### Your objective
Read the material below. Count the lines containing "Миронова" and give that count alone.
#### Input rows
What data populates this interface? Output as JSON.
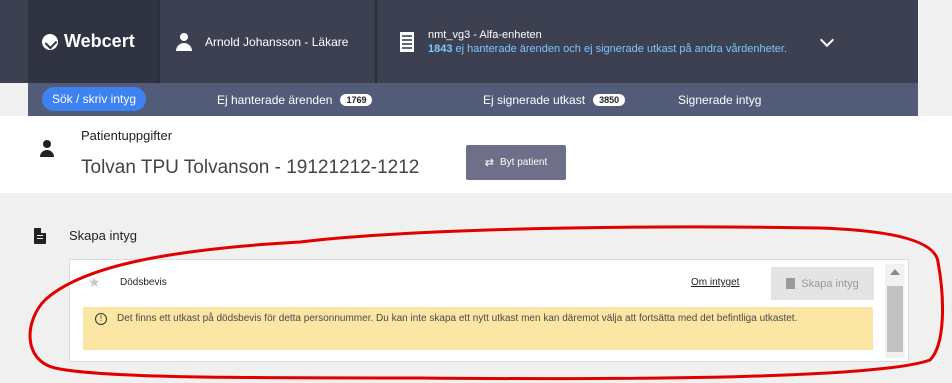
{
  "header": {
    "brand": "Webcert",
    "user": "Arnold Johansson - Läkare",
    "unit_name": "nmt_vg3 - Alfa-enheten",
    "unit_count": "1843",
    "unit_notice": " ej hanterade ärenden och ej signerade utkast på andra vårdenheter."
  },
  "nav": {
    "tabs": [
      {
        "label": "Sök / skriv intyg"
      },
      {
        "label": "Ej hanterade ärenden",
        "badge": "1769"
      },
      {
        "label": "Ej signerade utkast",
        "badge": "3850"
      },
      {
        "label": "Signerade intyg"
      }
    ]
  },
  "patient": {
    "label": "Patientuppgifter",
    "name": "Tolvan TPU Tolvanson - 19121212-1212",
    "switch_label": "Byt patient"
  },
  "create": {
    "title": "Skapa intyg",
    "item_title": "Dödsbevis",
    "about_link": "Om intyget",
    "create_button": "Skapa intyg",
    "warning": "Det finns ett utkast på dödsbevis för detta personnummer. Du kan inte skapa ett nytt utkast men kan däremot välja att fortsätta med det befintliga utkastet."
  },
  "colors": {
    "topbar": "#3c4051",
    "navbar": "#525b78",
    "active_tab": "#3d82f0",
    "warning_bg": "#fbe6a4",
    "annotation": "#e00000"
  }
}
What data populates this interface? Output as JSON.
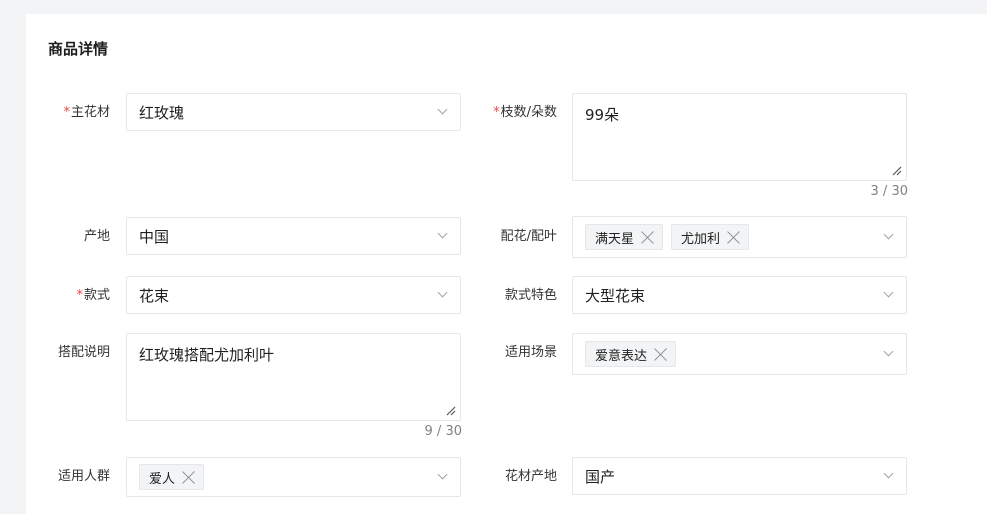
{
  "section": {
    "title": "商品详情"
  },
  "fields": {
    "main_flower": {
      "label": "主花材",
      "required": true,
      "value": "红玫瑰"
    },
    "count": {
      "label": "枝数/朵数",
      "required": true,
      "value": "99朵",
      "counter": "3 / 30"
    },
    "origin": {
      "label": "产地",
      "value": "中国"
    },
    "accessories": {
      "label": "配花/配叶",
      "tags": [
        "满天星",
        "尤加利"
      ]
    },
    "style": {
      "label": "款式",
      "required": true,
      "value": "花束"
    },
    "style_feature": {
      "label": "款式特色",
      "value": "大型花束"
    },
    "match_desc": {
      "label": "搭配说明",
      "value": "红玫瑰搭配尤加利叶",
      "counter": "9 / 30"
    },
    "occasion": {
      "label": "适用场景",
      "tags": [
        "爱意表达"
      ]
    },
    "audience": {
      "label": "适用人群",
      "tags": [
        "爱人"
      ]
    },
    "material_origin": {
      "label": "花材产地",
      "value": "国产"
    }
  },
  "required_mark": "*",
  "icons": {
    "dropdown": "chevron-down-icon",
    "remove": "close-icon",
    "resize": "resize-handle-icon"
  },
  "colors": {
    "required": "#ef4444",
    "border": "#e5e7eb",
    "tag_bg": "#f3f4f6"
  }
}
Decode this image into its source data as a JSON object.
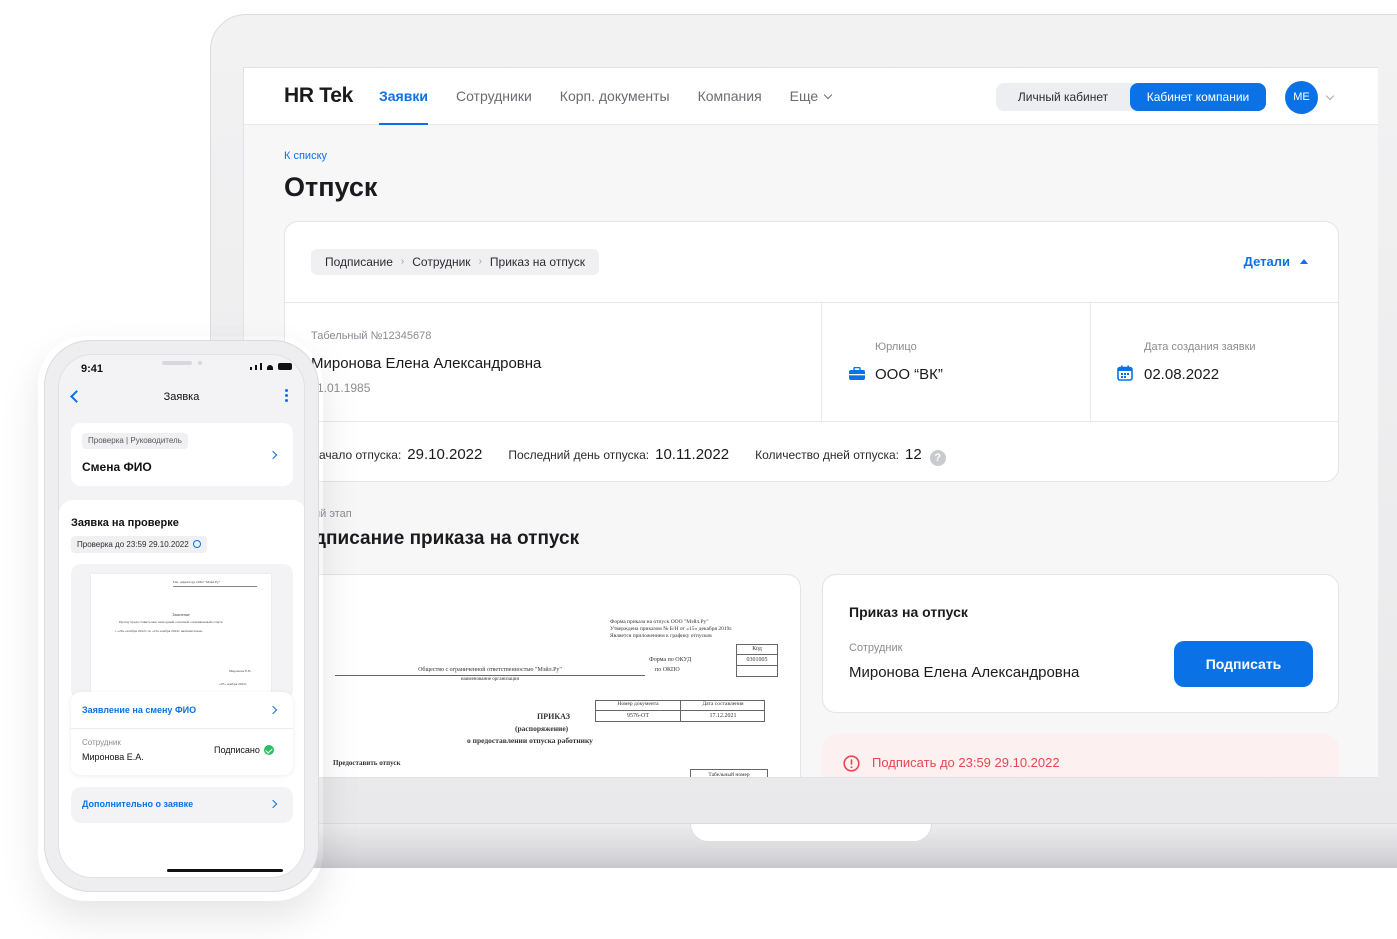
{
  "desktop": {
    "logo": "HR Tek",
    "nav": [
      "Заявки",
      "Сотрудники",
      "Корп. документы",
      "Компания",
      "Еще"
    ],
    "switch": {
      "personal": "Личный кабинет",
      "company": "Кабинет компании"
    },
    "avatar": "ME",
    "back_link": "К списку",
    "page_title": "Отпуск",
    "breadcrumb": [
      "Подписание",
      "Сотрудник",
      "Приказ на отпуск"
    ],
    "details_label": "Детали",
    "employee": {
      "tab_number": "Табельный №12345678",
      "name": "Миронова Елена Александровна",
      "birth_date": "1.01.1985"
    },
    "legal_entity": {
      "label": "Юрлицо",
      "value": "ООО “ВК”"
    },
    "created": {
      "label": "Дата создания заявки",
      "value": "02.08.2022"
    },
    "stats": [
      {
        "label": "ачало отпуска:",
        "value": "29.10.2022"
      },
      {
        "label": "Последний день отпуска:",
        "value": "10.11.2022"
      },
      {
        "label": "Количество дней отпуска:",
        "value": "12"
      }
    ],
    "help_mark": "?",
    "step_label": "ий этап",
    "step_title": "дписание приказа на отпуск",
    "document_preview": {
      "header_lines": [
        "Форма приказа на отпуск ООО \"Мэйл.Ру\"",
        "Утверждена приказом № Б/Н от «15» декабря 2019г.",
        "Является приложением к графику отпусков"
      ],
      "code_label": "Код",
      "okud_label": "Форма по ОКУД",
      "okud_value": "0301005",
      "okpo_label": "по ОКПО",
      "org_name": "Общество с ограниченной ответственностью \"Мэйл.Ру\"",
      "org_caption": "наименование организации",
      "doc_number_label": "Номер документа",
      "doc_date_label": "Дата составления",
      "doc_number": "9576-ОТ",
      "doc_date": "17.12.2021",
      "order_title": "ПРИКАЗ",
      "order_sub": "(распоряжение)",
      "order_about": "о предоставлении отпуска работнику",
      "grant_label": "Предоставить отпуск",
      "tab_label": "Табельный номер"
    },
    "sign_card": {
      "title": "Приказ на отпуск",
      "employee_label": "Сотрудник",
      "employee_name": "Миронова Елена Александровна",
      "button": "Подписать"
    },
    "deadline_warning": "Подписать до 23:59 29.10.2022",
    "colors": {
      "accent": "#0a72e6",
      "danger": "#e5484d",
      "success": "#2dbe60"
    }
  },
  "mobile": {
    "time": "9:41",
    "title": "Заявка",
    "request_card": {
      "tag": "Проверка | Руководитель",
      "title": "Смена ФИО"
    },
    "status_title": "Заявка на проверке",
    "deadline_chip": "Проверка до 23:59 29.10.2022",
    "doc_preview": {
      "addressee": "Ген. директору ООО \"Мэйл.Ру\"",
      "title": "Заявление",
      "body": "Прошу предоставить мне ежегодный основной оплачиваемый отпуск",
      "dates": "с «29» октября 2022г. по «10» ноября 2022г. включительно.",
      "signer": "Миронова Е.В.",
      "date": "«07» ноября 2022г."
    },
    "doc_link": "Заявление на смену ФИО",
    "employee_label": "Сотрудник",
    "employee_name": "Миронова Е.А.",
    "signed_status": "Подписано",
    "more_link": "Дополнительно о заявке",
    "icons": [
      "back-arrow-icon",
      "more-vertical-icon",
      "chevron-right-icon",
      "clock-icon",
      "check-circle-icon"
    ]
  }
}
########
### Answer to the task
4